The task: Can you write the next part of the column on Martha Hildreth's recovery work, picking up after its final paragraph?

Extract to read:
** START **
COLUMN: Aging in Enlightened Society
article by Nan Clydesdale

It is not by muscle, speed, or physical dexterity that great things are
achieved, but by reflection, force of character, and judgment; in these
qualities old age is usually not only not poorer, but it is even richer.
— Cicero

At the age of 82 years, Martha Hildreth embodies genuineness and is unwilling to compromise her integrity in order to satisfy the expectations of others or win their approval. She will consistently say what she means, do what she says, and say what’s so when it’s so.

Martha and her buddy Shelli

Martha and her buddy Shelli

It is out of force of character that Martha started an addiction recovery group at the Denver Shambhala Center almost fifteen years ago. Back in 2000 five people showed up; today as many as forty attend weekly recovery meetings. She recalls she began this work at the direction of her friend and teacher, Pema Chodron. In 1999, Martha asked Pema what she should do for the sangha and for her own Buddhist path. Pema told Martha that Shambhala would benefit from someone who understood addiction and Buddhism and that was her job: to bring awareness of addiction to the Shambhala sangha.

Martha has thirty five years of recovery from alcoholism, step work and sponsorship, as well as twenty-two years on the Shambhala path, serving our community as a Meditation Instructor and Teacher. Before retiring, Martha was a program consultant and addiction counselor at a rehab treatment center in Tucson.

The sky was a clear Colorado blue and her garden ablaze with fall color when Dave Garton interviewed Martha about her 12 Fold Path work and how it has affected her personally. Dave has been in recovery and a Shambhala Buddhist for thirty years. He regularly attends the Wednesday night recovery meetings at the Denver Center.
** END **
[Element position data]
** START **
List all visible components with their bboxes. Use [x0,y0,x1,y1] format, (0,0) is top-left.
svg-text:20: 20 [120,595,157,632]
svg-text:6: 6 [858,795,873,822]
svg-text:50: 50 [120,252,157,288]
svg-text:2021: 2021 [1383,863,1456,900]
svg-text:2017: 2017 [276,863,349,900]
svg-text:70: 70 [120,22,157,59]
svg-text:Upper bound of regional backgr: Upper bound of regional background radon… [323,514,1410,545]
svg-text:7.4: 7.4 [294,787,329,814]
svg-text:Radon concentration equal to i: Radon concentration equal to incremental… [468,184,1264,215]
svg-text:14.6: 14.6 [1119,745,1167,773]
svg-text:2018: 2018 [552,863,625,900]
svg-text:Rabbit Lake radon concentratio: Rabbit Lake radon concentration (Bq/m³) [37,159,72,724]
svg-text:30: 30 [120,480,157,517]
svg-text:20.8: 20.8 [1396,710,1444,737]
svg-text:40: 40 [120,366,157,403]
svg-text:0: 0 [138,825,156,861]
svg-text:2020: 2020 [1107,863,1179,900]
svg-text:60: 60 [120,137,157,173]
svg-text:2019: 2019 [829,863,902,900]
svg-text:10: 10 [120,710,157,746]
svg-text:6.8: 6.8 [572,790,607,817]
** END **
Final result:
When we met with Martha we wanted to know how she sustains her generative energy and how she wards off acedia – that mental sloth that sometimes takes hold in old age. We wanted to understand her role and the evolution of the Center’s addiction recovery program she named the “12 Fold Recovery Path – Sarpashana.”

Dave Garton and Nan Clydesdale interviewing Martha Hildreth on her patio

Dave Garton and Nan Clydesdale interviewing Martha Hildreth on her patio


Dave: How did you connect sobriety with the dharma?

Martha: My sobriety predates my Buddhism by quite a bit. I got sober in 1979 and started the Buddhist path in 1992. Once I became really serious about studying Buddhism, I totally stopped attending 12 Step meetings – for about 10 years. I felt I was on a path that was very enriching and fulfilling and I didn’t need any 12 Step involvement. And then one day it just occurred to me that I had lost a sense of self honesty. It was very subtle and very slow but I realized one without the other was not a good idea for me. And so I started to attend meetings again and today I meet once a week with a group of old ladies like me.

The level of sharing of how you are feeling and what’s really going with you is unique to 12 step work. It’s not a core requirement in Buddhist practice. Those years of not doing it, it was amazing how my old habits and old ways of doing things seeped back in. I need both traditions.

I tell new people that our recovery meetings at the Center are not a substitute for the 12 Steps. I strongly encourage people to do their 12 step work in addition to studying Buddhism and learning how to be a meditator.

Dave: When other Shambhala centers call you to ask about setting up their own recovery meetings, what do you tell them?

Martha: We start each meeting by sitting for 1/2 hour. I give about 10 minutes of instruction, working with posture, helping people relax into being there. I don’t prepare for the meeting. Each week someone in the group takes the lead to bring a topic for discussion and they bring a number quotes to be read out loud. I tell them it can be from either 12 Step literature or Buddhist literature, or ideally both.

During the meetings I listen carefully to what is being said, but I don’t interject unless something is getting out of hand, which rarely happens. To tie things together at the end of the meeting, I often use an antidote to clear up any confusion that may have arisen during the discussion and sharing.

Because there are new people in the room each week, I have the opportunity to introduce the nature of basic goodness over and over again while giving instructions on why we close with a bow to each other and the Dedication of Merit.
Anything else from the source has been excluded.